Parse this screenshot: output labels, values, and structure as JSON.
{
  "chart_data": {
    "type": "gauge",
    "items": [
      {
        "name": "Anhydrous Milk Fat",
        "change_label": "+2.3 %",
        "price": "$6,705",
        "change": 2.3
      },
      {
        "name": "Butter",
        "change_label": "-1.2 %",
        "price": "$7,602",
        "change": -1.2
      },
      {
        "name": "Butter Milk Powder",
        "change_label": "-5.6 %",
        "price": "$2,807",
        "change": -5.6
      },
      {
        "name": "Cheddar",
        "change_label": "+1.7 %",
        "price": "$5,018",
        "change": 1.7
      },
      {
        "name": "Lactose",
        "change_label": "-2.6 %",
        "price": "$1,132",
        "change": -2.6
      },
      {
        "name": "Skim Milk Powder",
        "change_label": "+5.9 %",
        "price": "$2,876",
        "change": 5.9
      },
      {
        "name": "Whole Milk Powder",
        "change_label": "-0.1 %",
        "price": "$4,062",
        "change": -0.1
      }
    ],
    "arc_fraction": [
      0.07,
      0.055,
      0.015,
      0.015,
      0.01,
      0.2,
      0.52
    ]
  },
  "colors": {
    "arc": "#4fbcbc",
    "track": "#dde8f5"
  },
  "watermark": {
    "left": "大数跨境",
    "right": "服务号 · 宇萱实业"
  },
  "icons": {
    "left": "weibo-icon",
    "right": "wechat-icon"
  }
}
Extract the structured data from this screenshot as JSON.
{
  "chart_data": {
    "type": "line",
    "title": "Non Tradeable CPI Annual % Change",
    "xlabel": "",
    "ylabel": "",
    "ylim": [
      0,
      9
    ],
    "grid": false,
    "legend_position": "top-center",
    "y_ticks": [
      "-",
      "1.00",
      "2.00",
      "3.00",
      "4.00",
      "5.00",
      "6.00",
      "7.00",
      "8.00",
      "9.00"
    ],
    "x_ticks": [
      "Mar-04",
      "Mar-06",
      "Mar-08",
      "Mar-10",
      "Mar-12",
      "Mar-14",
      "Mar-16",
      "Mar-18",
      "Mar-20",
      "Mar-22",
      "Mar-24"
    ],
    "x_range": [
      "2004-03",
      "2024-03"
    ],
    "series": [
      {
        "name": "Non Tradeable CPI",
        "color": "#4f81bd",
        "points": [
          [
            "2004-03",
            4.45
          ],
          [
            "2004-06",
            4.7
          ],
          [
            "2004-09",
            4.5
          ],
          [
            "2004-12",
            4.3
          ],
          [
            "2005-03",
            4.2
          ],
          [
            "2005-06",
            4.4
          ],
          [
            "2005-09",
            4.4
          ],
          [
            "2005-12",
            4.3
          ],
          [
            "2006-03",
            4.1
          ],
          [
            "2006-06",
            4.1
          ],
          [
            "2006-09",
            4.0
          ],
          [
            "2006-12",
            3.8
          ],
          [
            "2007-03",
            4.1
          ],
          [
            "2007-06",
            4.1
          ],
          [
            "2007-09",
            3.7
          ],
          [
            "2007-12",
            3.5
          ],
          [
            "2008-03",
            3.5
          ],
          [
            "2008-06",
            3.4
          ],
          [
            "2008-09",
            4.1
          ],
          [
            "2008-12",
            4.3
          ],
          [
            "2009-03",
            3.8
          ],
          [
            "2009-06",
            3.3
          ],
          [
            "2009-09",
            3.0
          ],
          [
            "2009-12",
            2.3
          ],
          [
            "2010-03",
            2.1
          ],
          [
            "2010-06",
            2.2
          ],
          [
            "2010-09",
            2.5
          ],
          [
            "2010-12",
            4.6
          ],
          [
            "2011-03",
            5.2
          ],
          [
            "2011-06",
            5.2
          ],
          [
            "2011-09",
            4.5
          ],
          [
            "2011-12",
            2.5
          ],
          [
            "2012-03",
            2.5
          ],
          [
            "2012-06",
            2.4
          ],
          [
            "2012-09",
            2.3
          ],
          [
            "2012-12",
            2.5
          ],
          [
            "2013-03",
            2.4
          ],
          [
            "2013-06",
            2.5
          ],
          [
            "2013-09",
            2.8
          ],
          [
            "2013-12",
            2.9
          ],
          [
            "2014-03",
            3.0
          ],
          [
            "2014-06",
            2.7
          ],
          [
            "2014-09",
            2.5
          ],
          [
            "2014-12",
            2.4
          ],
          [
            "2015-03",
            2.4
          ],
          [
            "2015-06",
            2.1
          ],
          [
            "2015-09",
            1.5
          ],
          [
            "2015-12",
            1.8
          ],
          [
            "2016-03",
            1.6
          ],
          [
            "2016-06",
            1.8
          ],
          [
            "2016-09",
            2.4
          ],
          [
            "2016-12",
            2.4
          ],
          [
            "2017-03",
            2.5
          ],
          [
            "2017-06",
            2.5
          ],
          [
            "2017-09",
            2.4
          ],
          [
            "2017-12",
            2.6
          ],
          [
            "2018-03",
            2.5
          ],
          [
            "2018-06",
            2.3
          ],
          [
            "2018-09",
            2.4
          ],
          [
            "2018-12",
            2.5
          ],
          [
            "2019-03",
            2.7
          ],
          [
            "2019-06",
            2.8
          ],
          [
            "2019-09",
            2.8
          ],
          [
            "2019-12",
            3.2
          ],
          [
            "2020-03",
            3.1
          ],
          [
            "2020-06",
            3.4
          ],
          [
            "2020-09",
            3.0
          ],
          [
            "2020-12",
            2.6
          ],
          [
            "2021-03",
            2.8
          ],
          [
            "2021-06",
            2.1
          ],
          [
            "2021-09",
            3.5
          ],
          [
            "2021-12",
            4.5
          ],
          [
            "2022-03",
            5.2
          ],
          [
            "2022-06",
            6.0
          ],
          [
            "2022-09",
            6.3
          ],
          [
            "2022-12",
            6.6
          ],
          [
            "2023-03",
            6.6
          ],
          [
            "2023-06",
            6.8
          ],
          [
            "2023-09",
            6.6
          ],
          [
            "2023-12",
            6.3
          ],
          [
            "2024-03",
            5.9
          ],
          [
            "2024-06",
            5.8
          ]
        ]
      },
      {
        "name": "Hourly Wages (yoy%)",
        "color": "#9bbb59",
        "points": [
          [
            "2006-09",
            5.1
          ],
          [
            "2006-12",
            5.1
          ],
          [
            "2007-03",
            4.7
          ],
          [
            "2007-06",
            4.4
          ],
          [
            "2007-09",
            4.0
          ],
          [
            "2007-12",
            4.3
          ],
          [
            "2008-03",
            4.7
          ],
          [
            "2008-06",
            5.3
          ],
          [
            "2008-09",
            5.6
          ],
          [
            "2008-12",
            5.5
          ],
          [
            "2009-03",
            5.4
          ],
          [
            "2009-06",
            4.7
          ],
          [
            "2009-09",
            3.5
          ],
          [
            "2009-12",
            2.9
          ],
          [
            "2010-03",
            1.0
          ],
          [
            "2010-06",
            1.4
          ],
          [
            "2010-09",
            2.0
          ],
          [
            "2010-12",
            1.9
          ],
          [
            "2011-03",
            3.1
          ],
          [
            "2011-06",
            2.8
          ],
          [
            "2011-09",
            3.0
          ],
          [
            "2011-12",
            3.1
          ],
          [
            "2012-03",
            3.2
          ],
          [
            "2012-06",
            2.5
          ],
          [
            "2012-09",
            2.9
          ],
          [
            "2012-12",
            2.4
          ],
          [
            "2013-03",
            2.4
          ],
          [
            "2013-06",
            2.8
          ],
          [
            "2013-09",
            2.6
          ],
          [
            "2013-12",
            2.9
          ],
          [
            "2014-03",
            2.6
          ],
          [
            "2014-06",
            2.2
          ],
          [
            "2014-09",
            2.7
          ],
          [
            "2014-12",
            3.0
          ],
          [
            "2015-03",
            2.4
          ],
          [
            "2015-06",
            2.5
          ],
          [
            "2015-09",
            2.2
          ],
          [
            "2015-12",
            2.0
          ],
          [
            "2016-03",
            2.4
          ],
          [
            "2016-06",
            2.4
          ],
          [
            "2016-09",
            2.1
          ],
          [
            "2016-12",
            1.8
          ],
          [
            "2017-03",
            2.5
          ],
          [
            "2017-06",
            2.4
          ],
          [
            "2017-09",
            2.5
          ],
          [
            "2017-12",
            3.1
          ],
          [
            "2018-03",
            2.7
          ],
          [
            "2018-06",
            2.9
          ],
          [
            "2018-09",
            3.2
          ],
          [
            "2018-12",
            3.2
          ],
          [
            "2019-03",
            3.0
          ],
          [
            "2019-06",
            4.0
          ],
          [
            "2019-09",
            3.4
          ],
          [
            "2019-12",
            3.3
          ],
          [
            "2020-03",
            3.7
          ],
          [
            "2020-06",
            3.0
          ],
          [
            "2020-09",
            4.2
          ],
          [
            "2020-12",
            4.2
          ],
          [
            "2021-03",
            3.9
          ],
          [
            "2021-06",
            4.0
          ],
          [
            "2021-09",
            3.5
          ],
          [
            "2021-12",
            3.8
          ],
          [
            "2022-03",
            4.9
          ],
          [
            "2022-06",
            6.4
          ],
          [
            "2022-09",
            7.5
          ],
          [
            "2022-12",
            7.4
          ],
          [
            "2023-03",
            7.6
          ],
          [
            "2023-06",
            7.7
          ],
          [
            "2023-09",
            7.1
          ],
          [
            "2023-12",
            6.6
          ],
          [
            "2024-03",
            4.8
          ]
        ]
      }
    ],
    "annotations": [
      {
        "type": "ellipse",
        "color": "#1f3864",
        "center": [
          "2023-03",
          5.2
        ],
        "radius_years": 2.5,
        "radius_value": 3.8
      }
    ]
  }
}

* **WORK TO COMPLETE**: List the lines that contain the word "Milk".

* **RESULT OF THE EXERCISE**:
        "name": "Anhydrous Milk Fat",
        "name": "Butter Milk Powder",
        "name": "Skim Milk Powder",
        "name": "Whole Milk Powder",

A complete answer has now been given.